[Problem requirements]
All records below must be retyped exactly.

━━━━━ Records shown ━━━━━

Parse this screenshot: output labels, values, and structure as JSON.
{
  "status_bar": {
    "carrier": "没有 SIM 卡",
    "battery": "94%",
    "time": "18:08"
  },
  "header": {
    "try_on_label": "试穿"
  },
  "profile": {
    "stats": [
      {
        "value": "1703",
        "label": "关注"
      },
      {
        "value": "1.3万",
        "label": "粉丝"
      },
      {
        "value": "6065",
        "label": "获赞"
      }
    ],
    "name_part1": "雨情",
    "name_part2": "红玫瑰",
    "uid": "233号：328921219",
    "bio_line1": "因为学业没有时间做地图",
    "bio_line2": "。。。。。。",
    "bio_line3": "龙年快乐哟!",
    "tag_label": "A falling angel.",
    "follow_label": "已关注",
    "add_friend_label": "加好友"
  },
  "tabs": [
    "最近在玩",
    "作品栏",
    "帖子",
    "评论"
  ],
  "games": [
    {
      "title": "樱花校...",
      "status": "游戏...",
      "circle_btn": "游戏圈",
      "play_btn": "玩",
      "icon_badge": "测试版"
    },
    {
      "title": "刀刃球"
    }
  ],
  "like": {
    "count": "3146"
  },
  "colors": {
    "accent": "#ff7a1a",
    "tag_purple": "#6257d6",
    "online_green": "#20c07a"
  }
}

━━━━━

[Task solution]
Parse this screenshot: output labels, values, and structure as JSON.
{
  "status_bar": {
    "carrier": "没有 SIM 卡",
    "battery": "94%",
    "time": "18:08"
  },
  "header": {
    "try_on_label": "试穿"
  },
  "profile": {
    "stats": [
      {
        "value": "1703",
        "label": "关注"
      },
      {
        "value": "1.3万",
        "label": "粉丝"
      },
      {
        "value": "6065",
        "label": "获赞"
      }
    ],
    "name_part1": "雨情",
    "name_part2": "红玫瑰",
    "uid": "233号：328921219",
    "bio_line1": "因为学业没有时间做地图",
    "bio_line2": "。。。。。。",
    "bio_line3": "龙年快乐哟!",
    "tag_label": "A falling angel.",
    "follow_label": "已关注",
    "add_friend_label": "加好友"
  },
  "tabs": [
    "最近在玩",
    "作品栏",
    "帖子",
    "评论"
  ],
  "games": [
    {
      "title": "樱花校...",
      "status": "游戏...",
      "circle_btn": "游戏圈",
      "play_btn": "玩",
      "icon_badge": "测试版"
    },
    {
      "title": "刀刃球"
    }
  ],
  "like": {
    "count": "3146"
  },
  "colors": {
    "accent": "#ff7a1a",
    "tag_purple": "#6257d6",
    "online_green": "#20c07a"
  }
}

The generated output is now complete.